[Start THE RECORDS]

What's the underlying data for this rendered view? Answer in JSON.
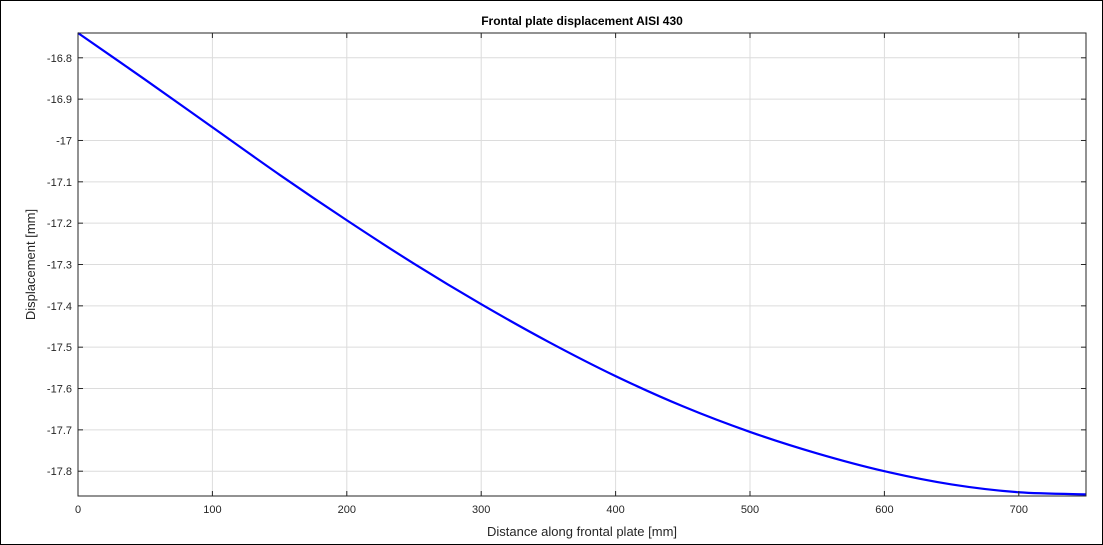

[End THE RECORDS]
[Start THE RECORDS]

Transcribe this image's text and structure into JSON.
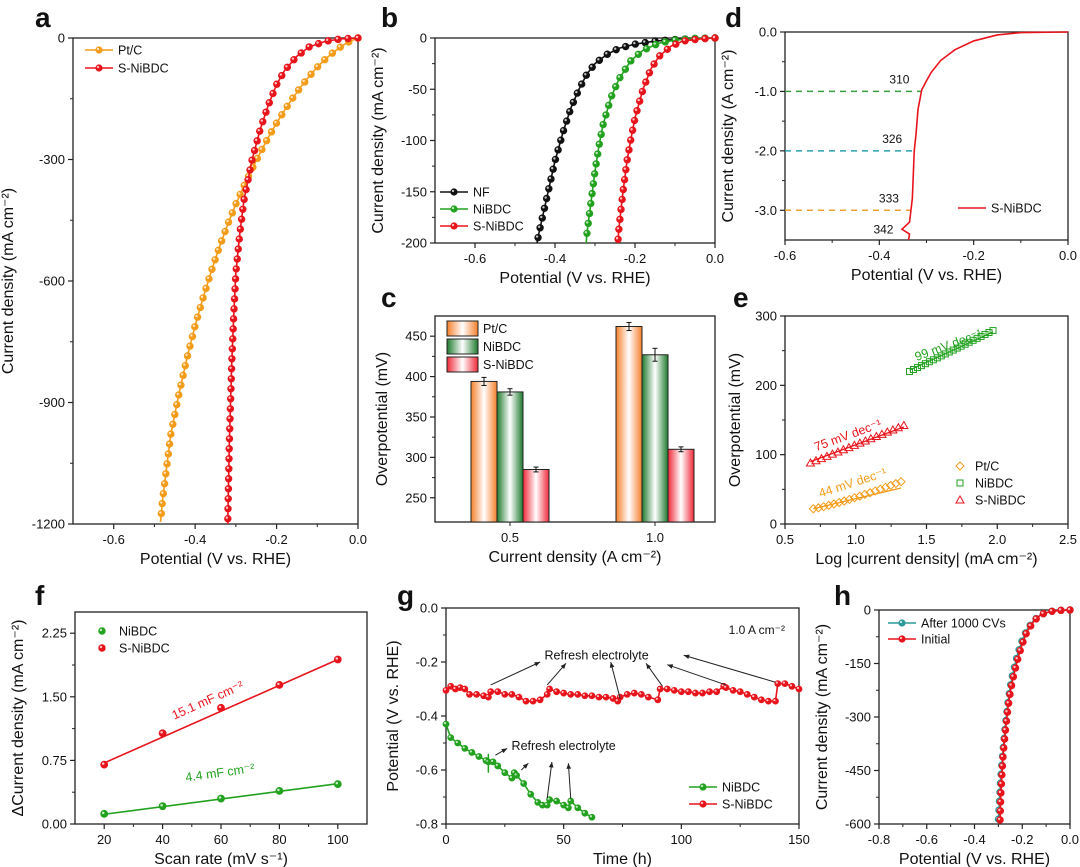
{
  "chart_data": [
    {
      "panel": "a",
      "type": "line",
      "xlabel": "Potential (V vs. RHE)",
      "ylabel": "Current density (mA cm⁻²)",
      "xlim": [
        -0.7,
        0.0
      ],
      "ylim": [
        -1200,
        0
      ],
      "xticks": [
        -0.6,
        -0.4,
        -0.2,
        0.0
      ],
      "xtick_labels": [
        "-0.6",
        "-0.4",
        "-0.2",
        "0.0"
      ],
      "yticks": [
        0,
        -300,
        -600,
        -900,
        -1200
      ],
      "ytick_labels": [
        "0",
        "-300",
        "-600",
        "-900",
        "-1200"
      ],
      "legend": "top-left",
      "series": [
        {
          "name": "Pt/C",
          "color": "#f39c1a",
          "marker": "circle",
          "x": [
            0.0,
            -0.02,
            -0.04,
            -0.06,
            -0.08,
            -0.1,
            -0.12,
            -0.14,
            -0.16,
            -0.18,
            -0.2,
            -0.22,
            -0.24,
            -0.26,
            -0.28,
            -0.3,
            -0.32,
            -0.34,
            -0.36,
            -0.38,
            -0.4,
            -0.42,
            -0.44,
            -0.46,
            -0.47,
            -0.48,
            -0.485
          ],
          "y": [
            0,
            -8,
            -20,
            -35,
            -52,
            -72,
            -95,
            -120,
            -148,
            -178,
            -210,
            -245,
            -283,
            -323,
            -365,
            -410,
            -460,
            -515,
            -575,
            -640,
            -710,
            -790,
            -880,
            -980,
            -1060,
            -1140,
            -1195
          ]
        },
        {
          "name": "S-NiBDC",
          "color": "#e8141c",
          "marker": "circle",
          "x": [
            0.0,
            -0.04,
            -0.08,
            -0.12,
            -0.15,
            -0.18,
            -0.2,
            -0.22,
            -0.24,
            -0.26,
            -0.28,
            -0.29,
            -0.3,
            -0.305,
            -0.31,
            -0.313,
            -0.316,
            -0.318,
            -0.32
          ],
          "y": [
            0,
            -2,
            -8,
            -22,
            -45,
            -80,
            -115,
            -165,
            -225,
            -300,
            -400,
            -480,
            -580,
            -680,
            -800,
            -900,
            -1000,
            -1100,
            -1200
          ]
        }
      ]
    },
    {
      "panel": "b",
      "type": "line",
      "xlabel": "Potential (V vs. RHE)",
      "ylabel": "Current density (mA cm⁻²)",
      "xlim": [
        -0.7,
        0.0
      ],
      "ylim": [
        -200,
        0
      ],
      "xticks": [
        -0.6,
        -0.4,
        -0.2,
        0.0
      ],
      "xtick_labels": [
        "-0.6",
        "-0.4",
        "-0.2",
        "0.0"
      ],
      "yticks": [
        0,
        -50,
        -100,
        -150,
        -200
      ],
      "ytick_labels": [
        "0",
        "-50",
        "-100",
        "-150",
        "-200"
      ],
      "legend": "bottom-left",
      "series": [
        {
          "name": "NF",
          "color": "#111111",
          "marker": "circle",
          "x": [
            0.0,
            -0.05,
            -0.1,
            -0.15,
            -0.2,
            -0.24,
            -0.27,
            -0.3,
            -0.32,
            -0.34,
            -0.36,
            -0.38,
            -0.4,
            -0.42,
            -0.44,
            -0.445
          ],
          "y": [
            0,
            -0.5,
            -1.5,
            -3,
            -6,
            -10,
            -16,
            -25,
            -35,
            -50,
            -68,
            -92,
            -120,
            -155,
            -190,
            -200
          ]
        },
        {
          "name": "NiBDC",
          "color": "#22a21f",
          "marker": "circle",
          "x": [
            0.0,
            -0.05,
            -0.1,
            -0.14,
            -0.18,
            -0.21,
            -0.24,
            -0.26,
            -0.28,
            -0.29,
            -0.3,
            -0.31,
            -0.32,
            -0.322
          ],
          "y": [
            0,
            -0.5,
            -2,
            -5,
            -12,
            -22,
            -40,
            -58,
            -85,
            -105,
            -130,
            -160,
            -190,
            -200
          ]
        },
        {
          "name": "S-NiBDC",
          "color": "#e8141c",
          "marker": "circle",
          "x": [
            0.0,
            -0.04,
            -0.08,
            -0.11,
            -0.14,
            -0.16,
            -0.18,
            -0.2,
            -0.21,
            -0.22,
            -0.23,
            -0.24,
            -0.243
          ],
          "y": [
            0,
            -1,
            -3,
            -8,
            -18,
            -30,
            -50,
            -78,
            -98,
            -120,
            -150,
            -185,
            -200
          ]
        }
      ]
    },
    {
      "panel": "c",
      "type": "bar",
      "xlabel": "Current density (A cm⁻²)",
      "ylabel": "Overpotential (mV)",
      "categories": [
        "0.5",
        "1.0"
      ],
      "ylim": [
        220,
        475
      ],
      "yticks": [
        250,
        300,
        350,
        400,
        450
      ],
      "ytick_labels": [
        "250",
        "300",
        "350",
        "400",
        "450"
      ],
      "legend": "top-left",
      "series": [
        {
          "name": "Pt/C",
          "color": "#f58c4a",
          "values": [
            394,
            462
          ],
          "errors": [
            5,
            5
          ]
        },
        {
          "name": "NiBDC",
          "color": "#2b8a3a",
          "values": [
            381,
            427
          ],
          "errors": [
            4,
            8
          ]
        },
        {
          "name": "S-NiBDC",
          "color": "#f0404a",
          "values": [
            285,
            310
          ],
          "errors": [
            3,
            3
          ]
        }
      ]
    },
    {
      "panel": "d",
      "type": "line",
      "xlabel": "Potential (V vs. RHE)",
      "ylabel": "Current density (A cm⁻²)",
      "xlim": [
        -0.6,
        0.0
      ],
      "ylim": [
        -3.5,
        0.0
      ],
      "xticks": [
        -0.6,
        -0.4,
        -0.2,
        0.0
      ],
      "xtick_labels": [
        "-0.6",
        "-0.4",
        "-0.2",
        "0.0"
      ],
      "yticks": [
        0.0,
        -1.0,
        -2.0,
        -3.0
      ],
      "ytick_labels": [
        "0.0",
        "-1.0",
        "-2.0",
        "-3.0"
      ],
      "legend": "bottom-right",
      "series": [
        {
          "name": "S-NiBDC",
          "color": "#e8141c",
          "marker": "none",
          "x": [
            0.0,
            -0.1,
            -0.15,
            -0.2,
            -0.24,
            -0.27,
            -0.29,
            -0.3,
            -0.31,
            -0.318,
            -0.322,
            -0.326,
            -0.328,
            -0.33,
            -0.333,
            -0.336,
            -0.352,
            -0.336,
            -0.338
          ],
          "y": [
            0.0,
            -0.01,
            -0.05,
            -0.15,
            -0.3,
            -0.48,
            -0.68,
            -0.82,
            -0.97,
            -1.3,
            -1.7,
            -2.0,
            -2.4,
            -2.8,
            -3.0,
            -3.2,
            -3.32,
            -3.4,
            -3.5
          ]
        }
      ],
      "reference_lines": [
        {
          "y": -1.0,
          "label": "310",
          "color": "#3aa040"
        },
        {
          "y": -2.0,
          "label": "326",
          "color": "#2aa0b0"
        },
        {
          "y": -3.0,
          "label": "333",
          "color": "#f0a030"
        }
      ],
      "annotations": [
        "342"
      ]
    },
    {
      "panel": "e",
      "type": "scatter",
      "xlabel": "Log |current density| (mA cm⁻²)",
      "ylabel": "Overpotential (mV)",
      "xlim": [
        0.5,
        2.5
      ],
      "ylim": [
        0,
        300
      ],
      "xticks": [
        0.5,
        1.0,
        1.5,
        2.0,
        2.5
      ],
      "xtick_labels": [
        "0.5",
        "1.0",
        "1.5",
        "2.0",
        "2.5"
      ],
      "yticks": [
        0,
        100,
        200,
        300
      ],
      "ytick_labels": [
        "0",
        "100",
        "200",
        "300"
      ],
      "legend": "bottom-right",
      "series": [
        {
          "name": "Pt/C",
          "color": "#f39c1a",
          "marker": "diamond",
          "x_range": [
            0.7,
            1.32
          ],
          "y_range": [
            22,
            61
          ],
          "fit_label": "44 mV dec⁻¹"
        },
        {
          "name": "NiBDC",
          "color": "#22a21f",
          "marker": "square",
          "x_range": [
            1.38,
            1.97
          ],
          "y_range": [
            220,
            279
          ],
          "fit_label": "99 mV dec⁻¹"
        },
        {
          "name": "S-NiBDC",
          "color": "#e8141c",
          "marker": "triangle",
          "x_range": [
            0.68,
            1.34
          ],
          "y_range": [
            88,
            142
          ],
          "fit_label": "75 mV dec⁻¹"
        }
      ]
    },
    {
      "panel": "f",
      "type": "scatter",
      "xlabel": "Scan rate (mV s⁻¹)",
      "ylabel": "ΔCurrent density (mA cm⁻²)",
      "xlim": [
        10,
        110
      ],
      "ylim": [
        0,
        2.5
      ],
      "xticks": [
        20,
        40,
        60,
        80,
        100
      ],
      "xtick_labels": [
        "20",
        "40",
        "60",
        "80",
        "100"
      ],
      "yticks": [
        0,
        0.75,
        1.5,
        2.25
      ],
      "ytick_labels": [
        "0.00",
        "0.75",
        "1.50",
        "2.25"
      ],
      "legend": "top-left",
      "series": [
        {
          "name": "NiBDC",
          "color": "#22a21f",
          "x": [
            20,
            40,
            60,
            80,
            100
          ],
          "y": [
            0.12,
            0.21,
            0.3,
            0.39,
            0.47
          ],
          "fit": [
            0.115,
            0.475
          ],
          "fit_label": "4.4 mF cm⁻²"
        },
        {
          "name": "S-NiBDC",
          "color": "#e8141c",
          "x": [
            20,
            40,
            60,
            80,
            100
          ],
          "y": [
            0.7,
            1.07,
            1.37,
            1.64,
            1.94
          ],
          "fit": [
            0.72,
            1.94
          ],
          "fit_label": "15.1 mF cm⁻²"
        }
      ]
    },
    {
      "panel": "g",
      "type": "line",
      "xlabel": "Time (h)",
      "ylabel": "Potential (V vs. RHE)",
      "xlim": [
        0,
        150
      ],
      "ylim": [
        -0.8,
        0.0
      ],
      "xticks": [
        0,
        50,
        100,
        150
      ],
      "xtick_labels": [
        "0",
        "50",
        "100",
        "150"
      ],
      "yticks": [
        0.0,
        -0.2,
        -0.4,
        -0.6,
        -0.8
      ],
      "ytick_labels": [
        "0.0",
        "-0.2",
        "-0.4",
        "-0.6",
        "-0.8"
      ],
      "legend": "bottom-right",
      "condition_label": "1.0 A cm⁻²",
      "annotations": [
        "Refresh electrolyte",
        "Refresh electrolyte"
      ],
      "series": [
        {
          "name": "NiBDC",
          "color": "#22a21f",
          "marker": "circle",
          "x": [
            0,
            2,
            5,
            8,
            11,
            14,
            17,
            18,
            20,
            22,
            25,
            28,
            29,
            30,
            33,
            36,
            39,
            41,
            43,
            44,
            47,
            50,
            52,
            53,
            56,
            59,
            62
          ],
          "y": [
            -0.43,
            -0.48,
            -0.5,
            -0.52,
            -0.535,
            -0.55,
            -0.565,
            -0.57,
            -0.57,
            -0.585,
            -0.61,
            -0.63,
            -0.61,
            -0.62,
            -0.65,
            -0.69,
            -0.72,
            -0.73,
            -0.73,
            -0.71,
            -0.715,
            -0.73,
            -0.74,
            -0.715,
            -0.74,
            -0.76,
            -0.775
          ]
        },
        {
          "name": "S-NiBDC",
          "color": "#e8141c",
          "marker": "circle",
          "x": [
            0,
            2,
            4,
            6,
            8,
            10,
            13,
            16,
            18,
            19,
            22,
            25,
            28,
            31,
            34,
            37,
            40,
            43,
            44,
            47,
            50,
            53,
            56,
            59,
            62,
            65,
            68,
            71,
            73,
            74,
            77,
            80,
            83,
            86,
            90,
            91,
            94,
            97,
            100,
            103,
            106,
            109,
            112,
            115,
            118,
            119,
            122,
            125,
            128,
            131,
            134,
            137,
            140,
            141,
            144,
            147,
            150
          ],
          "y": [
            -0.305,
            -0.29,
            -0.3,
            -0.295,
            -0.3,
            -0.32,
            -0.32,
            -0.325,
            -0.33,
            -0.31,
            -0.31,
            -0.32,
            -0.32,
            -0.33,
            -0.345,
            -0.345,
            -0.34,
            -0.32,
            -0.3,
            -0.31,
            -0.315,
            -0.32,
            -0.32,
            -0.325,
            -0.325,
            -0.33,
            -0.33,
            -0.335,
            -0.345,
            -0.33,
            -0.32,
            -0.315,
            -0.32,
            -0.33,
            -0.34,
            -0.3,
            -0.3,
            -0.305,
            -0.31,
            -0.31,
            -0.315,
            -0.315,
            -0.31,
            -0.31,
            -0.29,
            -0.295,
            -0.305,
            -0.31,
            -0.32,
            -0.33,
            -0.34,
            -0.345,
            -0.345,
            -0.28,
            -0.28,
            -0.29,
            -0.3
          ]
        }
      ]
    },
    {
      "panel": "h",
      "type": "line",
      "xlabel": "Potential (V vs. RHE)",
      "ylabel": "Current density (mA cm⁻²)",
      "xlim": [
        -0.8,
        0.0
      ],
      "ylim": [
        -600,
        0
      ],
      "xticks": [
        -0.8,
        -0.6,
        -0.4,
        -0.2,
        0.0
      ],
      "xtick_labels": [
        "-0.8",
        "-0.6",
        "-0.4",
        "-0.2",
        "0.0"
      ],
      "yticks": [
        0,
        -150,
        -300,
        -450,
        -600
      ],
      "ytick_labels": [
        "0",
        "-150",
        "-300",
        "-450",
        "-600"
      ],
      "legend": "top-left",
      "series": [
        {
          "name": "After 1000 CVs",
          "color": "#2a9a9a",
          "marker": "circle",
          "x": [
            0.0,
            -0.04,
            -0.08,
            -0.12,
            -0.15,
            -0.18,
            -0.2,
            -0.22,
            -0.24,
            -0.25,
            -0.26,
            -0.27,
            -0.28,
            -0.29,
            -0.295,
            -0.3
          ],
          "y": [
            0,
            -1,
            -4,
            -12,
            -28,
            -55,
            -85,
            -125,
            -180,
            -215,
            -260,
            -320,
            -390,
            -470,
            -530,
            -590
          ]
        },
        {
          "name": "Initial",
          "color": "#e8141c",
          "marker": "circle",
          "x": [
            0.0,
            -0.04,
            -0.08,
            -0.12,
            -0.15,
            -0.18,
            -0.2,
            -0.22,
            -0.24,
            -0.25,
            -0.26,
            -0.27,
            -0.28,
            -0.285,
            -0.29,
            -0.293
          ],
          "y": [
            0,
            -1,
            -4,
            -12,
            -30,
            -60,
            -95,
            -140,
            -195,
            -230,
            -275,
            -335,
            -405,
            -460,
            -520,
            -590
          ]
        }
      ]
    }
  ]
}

[End THE RECORDS]
[Start THE RECORDS]

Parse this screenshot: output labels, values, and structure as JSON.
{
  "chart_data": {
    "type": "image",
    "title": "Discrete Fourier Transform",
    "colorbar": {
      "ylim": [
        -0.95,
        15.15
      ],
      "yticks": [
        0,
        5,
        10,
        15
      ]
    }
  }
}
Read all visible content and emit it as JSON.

[End THE RECORDS]

WHAT YOU SHOULD DO —
Reproduce verbatim the lines above, from the line with "Parse this screenshot: output" through the line with "Read all visible content and emit it as JSON.".

IN RESPONSE —
Parse this screenshot: output labels, values, and structure as JSON.
{
  "chart_data": {
    "type": "image",
    "title": "Discrete Fourier Transform",
    "colorbar": {
      "ylim": [
        -0.95,
        15.15
      ],
      "yticks": [
        0,
        5,
        10,
        15
      ]
    }
  }
}
Read all visible content and emit it as JSON.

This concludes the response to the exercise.